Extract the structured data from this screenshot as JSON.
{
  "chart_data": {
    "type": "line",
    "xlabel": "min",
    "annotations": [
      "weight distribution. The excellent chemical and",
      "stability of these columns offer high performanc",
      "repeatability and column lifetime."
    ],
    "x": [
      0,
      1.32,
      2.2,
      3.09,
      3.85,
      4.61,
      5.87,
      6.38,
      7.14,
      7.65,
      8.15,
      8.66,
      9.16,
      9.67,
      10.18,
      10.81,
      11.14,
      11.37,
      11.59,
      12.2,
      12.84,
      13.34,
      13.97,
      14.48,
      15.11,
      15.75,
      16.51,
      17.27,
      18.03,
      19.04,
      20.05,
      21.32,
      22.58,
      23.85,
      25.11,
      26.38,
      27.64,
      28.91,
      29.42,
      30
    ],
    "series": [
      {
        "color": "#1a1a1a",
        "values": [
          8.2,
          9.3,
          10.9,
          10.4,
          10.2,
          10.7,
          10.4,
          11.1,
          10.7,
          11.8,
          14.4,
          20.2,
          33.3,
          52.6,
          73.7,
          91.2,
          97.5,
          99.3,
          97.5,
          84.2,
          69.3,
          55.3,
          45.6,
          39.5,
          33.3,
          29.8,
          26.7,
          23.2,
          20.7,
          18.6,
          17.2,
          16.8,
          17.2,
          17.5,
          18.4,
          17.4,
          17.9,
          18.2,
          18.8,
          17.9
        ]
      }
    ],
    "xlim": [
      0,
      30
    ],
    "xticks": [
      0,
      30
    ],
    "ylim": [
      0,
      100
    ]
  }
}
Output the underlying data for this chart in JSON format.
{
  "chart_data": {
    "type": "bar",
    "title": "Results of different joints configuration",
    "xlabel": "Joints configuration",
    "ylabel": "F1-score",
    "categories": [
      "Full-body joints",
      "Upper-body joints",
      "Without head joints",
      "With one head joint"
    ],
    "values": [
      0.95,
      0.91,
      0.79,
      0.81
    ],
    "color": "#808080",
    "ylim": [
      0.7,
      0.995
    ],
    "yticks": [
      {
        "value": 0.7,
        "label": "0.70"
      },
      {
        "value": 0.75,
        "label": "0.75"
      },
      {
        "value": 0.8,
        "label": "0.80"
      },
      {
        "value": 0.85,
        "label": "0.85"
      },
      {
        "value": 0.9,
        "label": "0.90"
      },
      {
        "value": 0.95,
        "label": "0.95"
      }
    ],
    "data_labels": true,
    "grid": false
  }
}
▬▬▬
| What this task involves |
Find the line that contains "Output the underlying". Repeat it and every line after it, exactly as written, up to and including the last line of the records above.

| Reply to the task |
Output the underlying data for this chart in JSON format.
{
  "chart_data": {
    "type": "bar",
    "title": "Results of different joints configuration",
    "xlabel": "Joints configuration",
    "ylabel": "F1-score",
    "categories": [
      "Full-body joints",
      "Upper-body joints",
      "Without head joints",
      "With one head joint"
    ],
    "values": [
      0.95,
      0.91,
      0.79,
      0.81
    ],
    "color": "#808080",
    "ylim": [
      0.7,
      0.995
    ],
    "yticks": [
      {
        "value": 0.7,
        "label": "0.70"
      },
      {
        "value": 0.75,
        "label": "0.75"
      },
      {
        "value": 0.8,
        "label": "0.80"
      },
      {
        "value": 0.85,
        "label": "0.85"
      },
      {
        "value": 0.9,
        "label": "0.90"
      },
      {
        "value": 0.95,
        "label": "0.95"
      }
    ],
    "data_labels": true,
    "grid": false
  }
}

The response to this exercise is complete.